Required task.
Set each record down exactly, excluding all images.

--- begin Listed entries ---

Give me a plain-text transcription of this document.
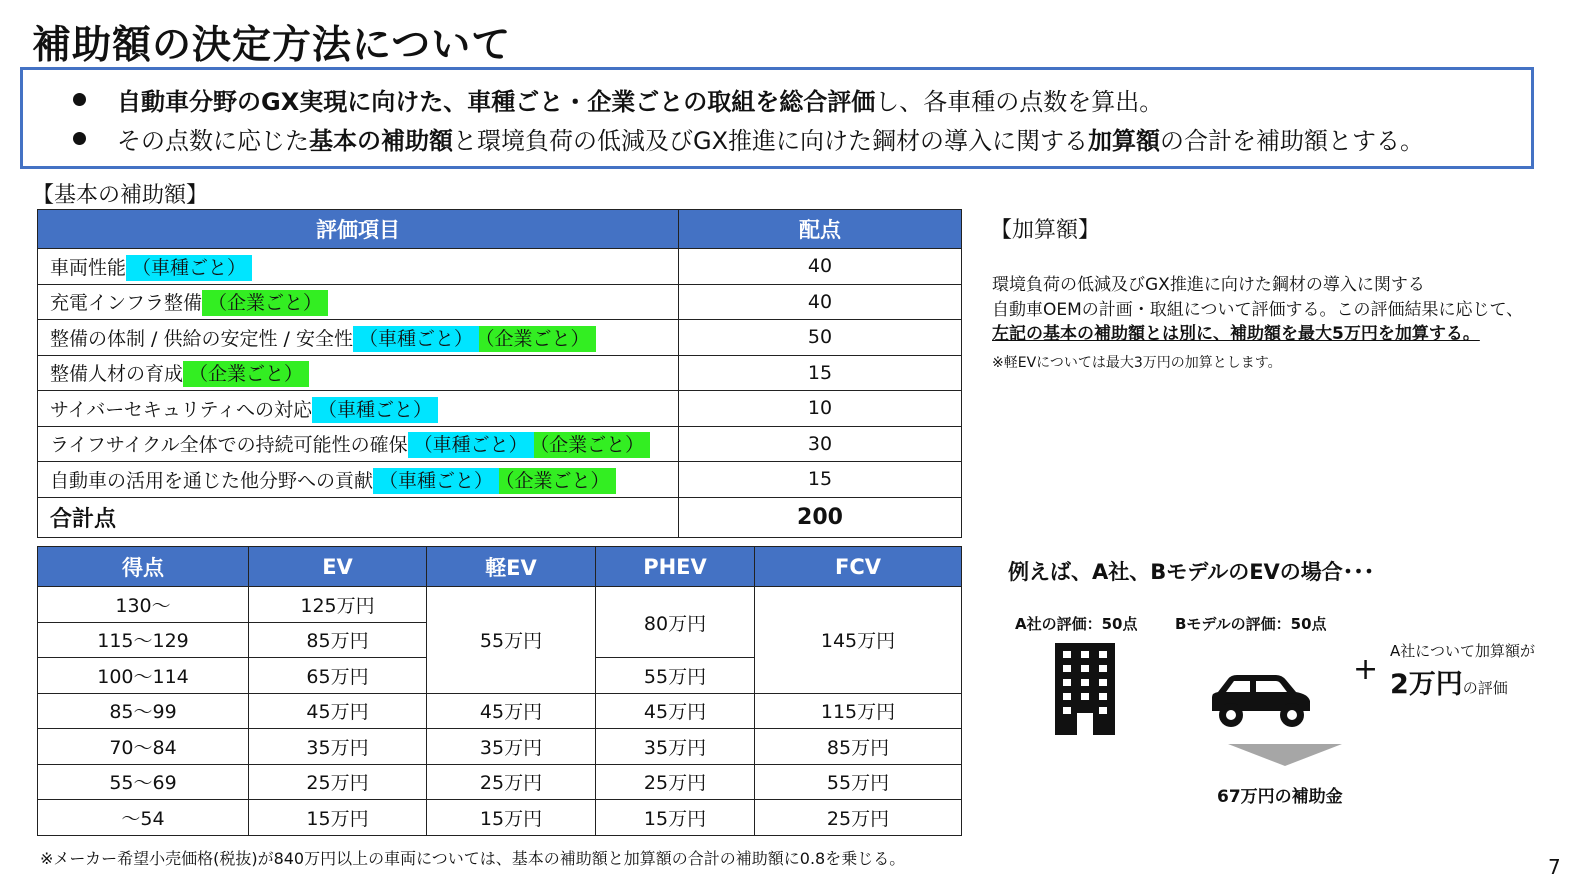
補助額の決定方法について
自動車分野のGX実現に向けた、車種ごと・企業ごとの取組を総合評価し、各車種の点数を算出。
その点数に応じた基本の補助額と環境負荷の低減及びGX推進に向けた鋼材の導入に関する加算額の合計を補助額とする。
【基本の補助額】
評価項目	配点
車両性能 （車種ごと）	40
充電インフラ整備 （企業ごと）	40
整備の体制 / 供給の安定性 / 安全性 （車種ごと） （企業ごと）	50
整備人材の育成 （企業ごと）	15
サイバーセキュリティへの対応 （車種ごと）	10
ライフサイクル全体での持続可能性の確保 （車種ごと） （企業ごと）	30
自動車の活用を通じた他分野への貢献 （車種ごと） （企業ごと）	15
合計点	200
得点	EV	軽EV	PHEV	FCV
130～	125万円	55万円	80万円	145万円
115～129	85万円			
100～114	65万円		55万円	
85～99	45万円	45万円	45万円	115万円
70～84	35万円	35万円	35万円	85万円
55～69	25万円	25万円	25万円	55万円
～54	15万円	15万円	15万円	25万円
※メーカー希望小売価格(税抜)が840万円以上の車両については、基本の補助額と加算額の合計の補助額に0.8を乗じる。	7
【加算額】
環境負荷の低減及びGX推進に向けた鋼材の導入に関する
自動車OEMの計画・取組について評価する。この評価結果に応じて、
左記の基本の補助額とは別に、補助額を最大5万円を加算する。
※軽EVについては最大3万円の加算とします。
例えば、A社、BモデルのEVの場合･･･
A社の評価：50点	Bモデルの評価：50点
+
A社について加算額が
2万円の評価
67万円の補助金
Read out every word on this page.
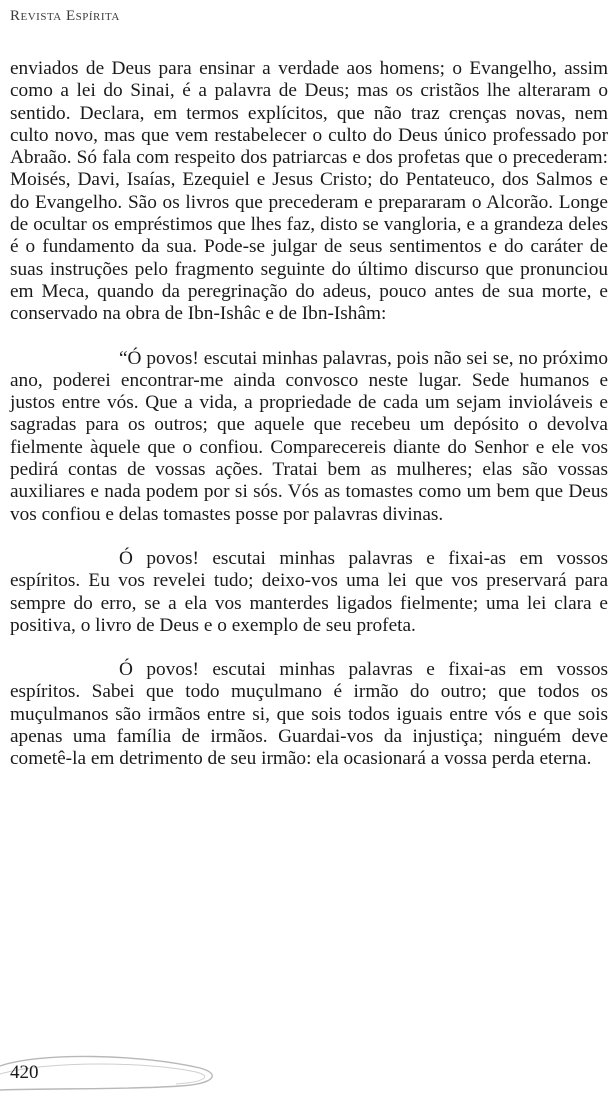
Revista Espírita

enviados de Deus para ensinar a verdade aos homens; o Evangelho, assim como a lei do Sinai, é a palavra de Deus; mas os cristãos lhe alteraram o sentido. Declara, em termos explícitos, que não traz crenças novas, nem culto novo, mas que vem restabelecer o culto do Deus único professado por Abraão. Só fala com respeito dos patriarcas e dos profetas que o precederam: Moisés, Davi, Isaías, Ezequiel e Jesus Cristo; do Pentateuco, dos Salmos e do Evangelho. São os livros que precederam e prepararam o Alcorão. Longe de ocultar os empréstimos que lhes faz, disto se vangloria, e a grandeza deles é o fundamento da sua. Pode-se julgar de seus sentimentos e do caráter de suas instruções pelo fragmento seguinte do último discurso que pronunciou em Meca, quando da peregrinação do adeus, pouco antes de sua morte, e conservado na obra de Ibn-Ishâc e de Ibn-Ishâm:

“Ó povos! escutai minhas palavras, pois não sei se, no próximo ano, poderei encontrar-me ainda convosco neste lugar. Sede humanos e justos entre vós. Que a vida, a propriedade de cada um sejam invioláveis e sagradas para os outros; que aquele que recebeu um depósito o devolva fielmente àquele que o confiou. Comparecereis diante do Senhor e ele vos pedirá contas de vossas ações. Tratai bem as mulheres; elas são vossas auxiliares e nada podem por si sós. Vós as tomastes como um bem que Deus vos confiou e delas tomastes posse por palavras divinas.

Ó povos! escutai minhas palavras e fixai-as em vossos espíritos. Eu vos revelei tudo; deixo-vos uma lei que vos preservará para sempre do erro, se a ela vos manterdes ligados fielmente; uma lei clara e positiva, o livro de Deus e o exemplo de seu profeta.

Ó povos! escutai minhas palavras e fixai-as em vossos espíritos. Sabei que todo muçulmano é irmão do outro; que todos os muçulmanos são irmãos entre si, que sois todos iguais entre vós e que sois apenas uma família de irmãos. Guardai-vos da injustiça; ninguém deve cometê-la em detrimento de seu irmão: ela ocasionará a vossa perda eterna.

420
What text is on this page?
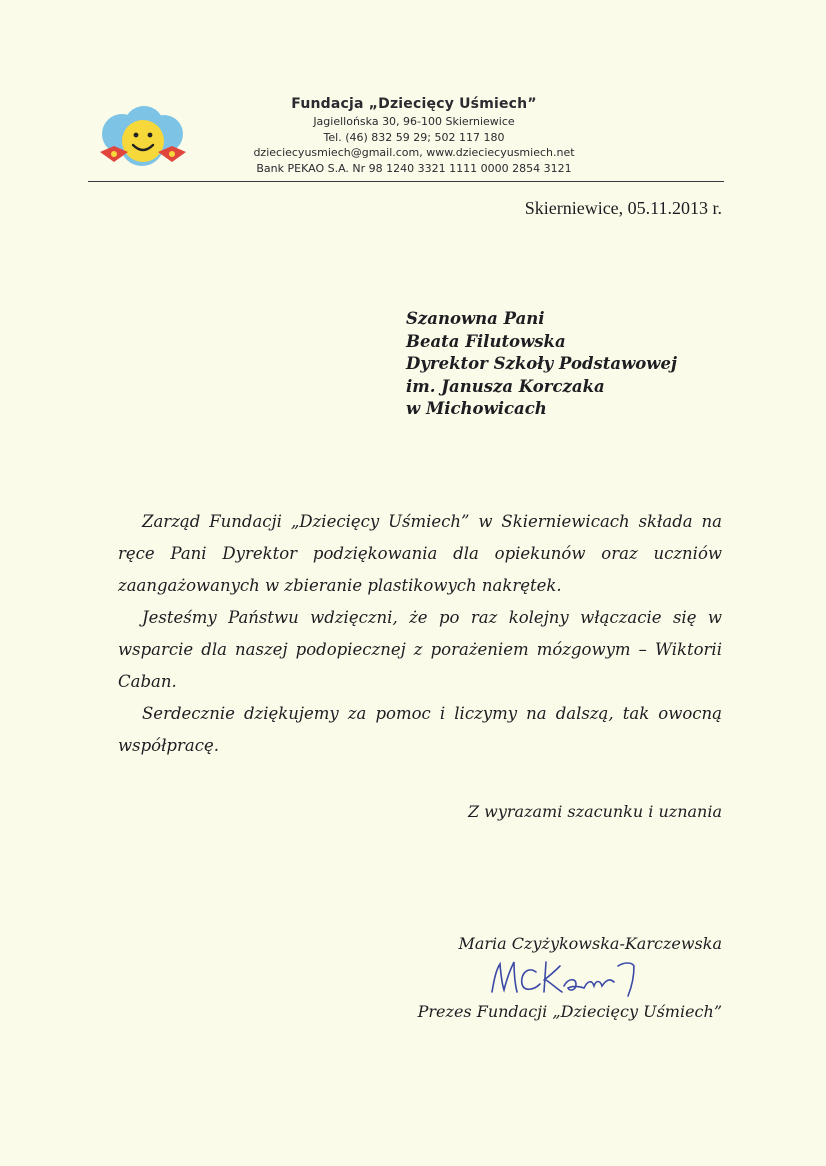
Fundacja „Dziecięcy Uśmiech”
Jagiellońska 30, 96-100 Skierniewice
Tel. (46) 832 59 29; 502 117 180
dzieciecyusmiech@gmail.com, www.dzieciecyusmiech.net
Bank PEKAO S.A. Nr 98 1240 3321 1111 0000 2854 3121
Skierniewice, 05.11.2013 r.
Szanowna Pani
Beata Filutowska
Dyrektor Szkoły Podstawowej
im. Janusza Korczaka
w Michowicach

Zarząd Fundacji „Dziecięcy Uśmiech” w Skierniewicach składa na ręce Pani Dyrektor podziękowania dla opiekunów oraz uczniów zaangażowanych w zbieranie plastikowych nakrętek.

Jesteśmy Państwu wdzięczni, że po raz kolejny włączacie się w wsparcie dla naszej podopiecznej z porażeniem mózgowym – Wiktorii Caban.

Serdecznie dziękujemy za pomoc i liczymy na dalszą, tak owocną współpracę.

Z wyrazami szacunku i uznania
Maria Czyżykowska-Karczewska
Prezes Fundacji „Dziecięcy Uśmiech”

--- end Listed entries ---

Reply.
Give me a plain-text transcription of this document.
補助額の決定方法について
自動車分野のGX実現に向けた、車種ごと・企業ごとの取組を総合評価し、各車種の点数を算出。
その点数に応じた基本の補助額と環境負荷の低減及びGX推進に向けた鋼材の導入に関する加算額の合計を補助額とする。
【基本の補助額】
評価項目	配点
車両性能 （車種ごと）	40
充電インフラ整備 （企業ごと）	40
整備の体制 / 供給の安定性 / 安全性 （車種ごと） （企業ごと）	50
整備人材の育成 （企業ごと）	15
サイバーセキュリティへの対応 （車種ごと）	10
ライフサイクル全体での持続可能性の確保 （車種ごと） （企業ごと）	30
自動車の活用を通じた他分野への貢献 （車種ごと） （企業ごと）	15
合計点	200
得点	EV	軽EV	PHEV	FCV
130～	125万円	55万円	80万円	145万円
115～129	85万円			
100～114	65万円		55万円	
85～99	45万円	45万円	45万円	115万円
70～84	35万円	35万円	35万円	85万円
55～69	25万円	25万円	25万円	55万円
～54	15万円	15万円	15万円	25万円
※メーカー希望小売価格(税抜)が840万円以上の車両については、基本の補助額と加算額の合計の補助額に0.8を乗じる。	7
【加算額】
環境負荷の低減及びGX推進に向けた鋼材の導入に関する
自動車OEMの計画・取組について評価する。この評価結果に応じて、
左記の基本の補助額とは別に、補助額を最大5万円を加算する。
※軽EVについては最大3万円の加算とします。
例えば、A社、BモデルのEVの場合･･･
A社の評価：50点	Bモデルの評価：50点
+
A社について加算額が
2万円の評価
67万円の補助金
Read out every word on this page.
Revista Espírita

enviados de Deus para ensinar a verdade aos homens; o Evangelho, assim como a lei do Sinai, é a palavra de Deus; mas os cristãos lhe alteraram o sentido. Declara, em termos explícitos, que não traz crenças novas, nem culto novo, mas que vem restabelecer o culto do Deus único professado por Abraão. Só fala com respeito dos patriarcas e dos profetas que o precederam: Moisés, Davi, Isaías, Ezequiel e Jesus Cristo; do Pentateuco, dos Salmos e do Evangelho. São os livros que precederam e prepararam o Alcorão. Longe de ocultar os empréstimos que lhes faz, disto se vangloria, e a grandeza deles é o fundamento da sua. Pode-se julgar de seus sentimentos e do caráter de suas instruções pelo fragmento seguinte do último discurso que pronunciou em Meca, quando da peregrinação do adeus, pouco antes de sua morte, e conservado na obra de Ibn-Ishâc e de Ibn-Ishâm:

“Ó povos! escutai minhas palavras, pois não sei se, no próximo ano, poderei encontrar-me ainda convosco neste lugar. Sede humanos e justos entre vós. Que a vida, a propriedade de cada um sejam invioláveis e sagradas para os outros; que aquele que recebeu um depósito o devolva fielmente àquele que o confiou. Comparecereis diante do Senhor e ele vos pedirá contas de vossas ações. Tratai bem as mulheres; elas são vossas auxiliares e nada podem por si sós. Vós as tomastes como um bem que Deus vos confiou e delas tomastes posse por palavras divinas.

Ó povos! escutai minhas palavras e fixai-as em vossos espíritos. Eu vos revelei tudo; deixo-vos uma lei que vos preservará para sempre do erro, se a ela vos manterdes ligados fielmente; uma lei clara e positiva, o livro de Deus e o exemplo de seu profeta.

Ó povos! escutai minhas palavras e fixai-as em vossos espíritos. Sabei que todo muçulmano é irmão do outro; que todos os muçulmanos são irmãos entre si, que sois todos iguais entre vós e que sois apenas uma família de irmãos. Guardai-vos da injustiça; ninguém deve cometê-la em detrimento de seu irmão: ela ocasionará a vossa perda eterna.

420
What text is on this page?
Fundacja „Dziecięcy Uśmiech”
Jagiellońska 30, 96-100 Skierniewice
Tel. (46) 832 59 29; 502 117 180
dzieciecyusmiech@gmail.com, www.dzieciecyusmiech.net
Bank PEKAO S.A. Nr 98 1240 3321 1111 0000 2854 3121
Skierniewice, 05.11.2013 r.
Szanowna Pani
Beata Filutowska
Dyrektor Szkoły Podstawowej
im. Janusza Korczaka
w Michowicach

Zarząd Fundacji „Dziecięcy Uśmiech” w Skierniewicach składa na ręce Pani Dyrektor podziękowania dla opiekunów oraz uczniów zaangażowanych w zbieranie plastikowych nakrętek.

Jesteśmy Państwu wdzięczni, że po raz kolejny włączacie się w wsparcie dla naszej podopiecznej z porażeniem mózgowym – Wiktorii Caban.

Serdecznie dziękujemy za pomoc i liczymy na dalszą, tak owocną współpracę.

Z wyrazami szacunku i uznania
Maria Czyżykowska-Karczewska
Prezes Fundacji „Dziecięcy Uśmiech”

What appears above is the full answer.